» EXERCISE DIRECTIONS
Copy each line containing the word "parteru" from the records that follow, please.

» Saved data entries
--- Begin ---
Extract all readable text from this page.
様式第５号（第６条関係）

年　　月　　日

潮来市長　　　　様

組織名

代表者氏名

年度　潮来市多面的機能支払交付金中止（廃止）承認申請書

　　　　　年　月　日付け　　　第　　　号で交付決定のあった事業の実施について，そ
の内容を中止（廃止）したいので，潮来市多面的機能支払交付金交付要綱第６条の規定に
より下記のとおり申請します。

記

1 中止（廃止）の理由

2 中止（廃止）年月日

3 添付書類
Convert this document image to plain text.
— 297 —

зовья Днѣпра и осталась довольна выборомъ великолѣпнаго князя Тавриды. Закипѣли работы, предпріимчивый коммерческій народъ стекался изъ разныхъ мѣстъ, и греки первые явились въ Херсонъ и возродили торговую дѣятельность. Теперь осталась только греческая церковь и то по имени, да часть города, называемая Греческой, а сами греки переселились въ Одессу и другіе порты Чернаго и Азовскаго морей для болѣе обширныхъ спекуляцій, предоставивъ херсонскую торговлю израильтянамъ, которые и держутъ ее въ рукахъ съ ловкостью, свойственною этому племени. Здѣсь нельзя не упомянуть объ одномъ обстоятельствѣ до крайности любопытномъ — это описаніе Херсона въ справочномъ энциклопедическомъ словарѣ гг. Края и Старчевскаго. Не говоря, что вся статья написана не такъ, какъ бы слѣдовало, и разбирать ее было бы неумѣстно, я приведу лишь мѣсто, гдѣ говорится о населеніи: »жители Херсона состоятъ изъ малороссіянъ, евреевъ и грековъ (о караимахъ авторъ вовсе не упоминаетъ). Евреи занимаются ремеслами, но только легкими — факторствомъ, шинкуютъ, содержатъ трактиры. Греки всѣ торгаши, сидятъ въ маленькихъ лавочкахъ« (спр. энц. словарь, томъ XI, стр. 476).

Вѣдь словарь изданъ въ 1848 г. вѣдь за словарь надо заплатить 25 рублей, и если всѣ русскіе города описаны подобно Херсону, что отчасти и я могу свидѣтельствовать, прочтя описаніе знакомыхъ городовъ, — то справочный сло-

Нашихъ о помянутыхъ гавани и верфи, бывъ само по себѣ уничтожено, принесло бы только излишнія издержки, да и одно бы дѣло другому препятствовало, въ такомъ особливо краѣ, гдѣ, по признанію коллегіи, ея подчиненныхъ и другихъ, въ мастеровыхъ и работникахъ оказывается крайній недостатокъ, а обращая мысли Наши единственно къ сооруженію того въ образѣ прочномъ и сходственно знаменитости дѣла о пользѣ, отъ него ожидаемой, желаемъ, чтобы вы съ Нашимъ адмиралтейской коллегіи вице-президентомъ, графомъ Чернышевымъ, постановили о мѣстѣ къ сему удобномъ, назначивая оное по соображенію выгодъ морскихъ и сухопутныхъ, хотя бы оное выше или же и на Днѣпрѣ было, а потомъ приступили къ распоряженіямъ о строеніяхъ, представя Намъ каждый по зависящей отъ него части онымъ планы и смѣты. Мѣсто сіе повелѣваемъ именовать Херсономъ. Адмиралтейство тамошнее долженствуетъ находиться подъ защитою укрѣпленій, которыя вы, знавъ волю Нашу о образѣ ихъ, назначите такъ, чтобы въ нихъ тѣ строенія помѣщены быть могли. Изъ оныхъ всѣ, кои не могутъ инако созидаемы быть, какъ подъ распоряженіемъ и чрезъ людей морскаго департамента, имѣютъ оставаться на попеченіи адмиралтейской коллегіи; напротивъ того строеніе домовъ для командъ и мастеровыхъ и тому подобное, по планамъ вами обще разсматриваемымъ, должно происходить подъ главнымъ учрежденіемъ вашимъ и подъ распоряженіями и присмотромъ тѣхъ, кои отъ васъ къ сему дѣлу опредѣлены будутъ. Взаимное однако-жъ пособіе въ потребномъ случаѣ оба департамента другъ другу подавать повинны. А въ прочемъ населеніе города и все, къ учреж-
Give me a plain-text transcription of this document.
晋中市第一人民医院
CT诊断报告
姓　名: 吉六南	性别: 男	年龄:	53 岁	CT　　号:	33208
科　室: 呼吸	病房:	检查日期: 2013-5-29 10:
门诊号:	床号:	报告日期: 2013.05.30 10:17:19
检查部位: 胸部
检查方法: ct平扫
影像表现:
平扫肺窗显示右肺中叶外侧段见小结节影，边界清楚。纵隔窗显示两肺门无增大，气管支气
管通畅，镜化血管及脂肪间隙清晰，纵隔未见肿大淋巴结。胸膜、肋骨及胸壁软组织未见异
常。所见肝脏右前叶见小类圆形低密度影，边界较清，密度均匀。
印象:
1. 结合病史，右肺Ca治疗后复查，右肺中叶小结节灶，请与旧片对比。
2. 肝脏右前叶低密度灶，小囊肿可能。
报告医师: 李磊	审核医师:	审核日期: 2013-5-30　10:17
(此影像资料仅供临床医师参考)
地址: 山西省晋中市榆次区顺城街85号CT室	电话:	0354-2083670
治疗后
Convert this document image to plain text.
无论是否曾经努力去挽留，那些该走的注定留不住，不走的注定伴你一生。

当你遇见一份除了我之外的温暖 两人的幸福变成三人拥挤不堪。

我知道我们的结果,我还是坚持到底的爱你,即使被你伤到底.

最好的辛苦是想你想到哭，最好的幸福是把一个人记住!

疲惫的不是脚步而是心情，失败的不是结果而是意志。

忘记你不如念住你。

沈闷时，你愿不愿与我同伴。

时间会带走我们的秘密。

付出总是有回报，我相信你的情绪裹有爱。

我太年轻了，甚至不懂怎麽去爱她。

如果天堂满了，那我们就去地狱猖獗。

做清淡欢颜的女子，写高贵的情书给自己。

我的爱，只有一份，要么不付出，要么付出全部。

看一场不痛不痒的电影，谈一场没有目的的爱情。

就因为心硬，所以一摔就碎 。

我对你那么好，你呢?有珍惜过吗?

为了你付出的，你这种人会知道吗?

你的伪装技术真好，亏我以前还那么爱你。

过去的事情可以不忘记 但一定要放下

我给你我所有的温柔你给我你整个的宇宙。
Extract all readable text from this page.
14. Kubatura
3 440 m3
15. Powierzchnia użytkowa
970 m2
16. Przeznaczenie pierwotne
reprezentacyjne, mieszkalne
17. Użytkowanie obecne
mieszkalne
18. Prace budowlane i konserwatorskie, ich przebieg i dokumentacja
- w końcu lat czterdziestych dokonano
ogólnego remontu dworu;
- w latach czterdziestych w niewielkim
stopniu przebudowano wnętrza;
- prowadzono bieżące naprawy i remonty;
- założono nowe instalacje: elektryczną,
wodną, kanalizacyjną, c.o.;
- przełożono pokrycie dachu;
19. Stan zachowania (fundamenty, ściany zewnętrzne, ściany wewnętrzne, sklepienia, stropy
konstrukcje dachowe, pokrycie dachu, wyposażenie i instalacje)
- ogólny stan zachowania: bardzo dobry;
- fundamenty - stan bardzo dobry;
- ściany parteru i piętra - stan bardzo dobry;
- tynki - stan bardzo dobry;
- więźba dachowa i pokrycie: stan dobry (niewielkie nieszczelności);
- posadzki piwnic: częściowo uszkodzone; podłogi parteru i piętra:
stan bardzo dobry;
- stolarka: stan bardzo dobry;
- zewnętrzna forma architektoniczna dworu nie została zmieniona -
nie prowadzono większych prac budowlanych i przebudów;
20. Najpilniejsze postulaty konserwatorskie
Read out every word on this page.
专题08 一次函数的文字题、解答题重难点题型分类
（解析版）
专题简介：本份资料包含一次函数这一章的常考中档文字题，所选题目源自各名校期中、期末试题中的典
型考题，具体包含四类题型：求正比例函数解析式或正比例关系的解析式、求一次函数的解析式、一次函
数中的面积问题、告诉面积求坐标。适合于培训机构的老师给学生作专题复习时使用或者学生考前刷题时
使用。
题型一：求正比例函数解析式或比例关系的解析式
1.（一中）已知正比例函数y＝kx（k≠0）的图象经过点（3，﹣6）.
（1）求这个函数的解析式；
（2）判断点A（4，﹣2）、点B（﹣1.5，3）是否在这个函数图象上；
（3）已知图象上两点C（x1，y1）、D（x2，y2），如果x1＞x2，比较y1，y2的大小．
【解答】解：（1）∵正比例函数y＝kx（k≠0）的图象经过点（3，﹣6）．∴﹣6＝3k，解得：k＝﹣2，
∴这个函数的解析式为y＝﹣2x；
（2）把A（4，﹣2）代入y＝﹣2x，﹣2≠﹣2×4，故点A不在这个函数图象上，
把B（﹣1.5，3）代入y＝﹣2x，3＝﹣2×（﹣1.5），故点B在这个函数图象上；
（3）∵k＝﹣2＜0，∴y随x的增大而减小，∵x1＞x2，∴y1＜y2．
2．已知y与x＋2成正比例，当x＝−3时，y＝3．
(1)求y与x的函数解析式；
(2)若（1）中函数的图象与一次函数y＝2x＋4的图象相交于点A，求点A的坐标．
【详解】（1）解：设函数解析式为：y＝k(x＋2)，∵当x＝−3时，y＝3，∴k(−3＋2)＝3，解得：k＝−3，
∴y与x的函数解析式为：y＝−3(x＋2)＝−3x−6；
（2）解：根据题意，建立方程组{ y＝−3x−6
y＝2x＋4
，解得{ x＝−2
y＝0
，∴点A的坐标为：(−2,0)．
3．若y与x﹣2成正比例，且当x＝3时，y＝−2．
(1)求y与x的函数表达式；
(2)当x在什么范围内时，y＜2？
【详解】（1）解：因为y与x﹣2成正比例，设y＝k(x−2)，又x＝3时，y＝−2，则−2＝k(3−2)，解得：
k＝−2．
--- End ---
» ANSWER TO THE EXERCISE
- ściany parteru i piętra - stan bardzo dobry;
- posadzki piwnic: częściowo uszkodzone; podłogi parteru i piętra:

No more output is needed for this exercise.